» **Task to complete**
Collect every line of the records below that contains the word "true".

· · · · ·

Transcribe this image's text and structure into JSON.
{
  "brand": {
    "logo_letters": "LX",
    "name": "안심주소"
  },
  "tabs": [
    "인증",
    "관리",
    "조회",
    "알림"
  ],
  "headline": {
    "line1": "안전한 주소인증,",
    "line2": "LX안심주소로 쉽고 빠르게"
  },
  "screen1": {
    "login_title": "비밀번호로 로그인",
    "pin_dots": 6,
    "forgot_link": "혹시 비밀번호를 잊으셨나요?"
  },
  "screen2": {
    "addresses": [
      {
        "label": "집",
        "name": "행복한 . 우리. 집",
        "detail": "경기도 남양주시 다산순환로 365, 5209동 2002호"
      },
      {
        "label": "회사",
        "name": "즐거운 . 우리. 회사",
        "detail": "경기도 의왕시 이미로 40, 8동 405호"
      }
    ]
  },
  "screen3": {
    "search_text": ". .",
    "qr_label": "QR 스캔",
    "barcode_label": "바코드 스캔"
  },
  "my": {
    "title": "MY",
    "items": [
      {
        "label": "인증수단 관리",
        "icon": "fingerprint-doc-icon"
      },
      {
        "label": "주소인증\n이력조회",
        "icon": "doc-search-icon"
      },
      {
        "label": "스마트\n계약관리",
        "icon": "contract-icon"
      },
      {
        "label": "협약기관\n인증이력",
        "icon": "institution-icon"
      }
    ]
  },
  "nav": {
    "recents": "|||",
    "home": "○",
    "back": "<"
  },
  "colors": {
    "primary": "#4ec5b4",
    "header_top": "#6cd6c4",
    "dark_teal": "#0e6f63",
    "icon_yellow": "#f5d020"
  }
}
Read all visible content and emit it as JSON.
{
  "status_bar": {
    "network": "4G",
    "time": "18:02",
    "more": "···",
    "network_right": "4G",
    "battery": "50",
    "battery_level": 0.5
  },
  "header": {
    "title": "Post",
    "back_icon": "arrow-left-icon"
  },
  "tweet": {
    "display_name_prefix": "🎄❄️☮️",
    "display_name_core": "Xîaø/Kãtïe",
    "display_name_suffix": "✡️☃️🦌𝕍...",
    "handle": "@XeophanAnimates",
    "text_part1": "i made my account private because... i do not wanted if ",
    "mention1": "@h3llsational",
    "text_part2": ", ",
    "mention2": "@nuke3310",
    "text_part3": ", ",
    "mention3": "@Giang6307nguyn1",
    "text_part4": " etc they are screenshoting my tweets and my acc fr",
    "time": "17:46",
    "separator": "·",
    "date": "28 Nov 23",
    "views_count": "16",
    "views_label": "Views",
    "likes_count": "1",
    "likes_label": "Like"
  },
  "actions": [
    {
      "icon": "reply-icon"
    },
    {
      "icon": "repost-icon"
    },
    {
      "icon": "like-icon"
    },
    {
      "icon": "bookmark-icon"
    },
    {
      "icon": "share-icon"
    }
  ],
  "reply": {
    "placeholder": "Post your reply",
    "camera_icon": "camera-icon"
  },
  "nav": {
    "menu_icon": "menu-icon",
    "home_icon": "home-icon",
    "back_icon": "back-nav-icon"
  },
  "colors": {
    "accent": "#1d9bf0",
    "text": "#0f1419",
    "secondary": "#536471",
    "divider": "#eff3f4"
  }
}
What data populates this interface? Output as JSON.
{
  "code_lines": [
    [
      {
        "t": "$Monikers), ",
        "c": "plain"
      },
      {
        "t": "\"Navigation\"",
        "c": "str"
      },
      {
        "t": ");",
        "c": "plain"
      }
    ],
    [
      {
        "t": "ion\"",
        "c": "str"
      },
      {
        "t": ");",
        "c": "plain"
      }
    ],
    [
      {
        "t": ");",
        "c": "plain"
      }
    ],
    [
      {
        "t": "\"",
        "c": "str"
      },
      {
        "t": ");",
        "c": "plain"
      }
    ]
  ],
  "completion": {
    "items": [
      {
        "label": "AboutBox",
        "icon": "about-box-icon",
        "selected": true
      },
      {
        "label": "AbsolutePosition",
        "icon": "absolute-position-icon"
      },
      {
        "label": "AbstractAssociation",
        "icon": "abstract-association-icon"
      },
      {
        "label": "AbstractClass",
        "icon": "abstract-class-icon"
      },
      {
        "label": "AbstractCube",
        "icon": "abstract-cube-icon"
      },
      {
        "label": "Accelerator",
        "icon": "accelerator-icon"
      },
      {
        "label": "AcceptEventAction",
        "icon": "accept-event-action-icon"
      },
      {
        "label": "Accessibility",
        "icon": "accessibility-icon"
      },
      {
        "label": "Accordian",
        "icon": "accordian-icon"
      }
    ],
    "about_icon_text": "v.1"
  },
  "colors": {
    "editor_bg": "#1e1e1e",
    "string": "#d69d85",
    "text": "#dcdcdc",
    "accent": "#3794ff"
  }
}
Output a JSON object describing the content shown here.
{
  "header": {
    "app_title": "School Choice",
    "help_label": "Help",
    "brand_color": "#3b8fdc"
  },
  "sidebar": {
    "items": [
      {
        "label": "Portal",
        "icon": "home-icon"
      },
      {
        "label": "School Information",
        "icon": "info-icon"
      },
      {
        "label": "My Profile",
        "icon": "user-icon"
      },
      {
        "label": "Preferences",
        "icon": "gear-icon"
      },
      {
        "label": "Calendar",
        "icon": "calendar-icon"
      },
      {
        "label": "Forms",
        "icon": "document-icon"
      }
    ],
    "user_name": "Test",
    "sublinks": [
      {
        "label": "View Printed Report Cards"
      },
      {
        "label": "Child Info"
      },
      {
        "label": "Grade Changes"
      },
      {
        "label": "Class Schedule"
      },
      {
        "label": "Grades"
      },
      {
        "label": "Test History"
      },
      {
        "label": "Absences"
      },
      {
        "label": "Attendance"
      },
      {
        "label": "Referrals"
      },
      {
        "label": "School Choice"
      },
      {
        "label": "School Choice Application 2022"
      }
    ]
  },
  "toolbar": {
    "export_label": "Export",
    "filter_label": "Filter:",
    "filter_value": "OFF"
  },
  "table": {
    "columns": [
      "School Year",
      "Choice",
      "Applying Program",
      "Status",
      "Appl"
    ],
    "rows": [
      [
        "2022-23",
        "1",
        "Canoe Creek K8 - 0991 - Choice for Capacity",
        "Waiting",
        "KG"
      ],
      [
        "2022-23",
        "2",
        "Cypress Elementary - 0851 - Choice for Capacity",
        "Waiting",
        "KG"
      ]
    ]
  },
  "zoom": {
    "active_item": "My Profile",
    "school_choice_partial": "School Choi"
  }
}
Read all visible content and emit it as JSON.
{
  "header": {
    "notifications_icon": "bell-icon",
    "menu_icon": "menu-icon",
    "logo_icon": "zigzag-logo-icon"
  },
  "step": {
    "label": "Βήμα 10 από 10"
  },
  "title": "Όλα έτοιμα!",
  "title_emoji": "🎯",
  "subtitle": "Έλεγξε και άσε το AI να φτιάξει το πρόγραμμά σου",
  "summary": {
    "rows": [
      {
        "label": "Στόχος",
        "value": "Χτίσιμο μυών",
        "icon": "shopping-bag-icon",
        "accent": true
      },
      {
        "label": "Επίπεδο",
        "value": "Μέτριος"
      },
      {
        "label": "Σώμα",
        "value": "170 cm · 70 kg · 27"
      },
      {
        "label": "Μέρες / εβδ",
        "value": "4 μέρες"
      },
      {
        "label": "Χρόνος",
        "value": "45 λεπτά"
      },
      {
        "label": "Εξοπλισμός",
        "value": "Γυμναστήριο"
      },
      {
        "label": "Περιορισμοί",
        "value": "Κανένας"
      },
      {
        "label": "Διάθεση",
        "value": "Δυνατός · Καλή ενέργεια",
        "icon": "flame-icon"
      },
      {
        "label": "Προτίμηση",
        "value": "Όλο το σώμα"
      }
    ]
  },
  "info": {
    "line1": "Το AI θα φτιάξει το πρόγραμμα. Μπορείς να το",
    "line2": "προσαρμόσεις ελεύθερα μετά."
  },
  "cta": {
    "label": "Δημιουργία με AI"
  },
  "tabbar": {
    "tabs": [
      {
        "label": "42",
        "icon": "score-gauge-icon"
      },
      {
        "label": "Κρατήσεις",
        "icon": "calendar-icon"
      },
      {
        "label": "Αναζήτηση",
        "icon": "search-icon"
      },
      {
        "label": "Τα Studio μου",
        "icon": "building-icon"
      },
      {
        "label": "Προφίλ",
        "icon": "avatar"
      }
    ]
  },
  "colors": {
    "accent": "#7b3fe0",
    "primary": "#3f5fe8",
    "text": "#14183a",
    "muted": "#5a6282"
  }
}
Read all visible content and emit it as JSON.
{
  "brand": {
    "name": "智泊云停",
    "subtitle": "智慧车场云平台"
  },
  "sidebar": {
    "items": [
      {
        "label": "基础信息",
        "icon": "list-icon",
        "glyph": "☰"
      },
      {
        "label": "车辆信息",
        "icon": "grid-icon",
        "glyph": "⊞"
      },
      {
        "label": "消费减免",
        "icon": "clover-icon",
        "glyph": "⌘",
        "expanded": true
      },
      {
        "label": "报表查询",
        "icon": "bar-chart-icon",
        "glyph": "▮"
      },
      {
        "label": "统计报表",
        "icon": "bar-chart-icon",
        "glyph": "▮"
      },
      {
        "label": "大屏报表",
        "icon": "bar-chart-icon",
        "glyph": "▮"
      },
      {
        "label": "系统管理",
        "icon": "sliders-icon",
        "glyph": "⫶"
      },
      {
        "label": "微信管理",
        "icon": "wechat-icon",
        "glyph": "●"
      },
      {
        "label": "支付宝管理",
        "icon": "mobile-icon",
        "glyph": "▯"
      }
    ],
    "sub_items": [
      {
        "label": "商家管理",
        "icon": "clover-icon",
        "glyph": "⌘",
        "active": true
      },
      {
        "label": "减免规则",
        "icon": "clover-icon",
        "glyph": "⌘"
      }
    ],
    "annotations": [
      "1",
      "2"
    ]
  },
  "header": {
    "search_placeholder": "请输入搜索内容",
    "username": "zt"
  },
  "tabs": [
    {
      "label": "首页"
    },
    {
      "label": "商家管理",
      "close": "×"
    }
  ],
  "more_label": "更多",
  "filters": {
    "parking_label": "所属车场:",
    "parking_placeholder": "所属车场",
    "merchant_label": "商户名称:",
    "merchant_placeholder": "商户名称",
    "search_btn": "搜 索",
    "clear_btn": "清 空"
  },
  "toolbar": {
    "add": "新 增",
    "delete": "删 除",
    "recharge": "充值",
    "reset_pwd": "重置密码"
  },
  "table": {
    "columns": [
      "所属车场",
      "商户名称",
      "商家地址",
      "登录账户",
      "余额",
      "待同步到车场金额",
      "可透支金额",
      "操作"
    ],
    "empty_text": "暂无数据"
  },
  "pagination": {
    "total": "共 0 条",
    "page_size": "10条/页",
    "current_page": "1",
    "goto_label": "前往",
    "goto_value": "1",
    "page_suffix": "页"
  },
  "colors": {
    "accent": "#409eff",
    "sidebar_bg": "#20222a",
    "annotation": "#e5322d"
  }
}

· · · · ·

» **Result below**
        "selected": true
        "accent": true
        "expanded": true
        "active": true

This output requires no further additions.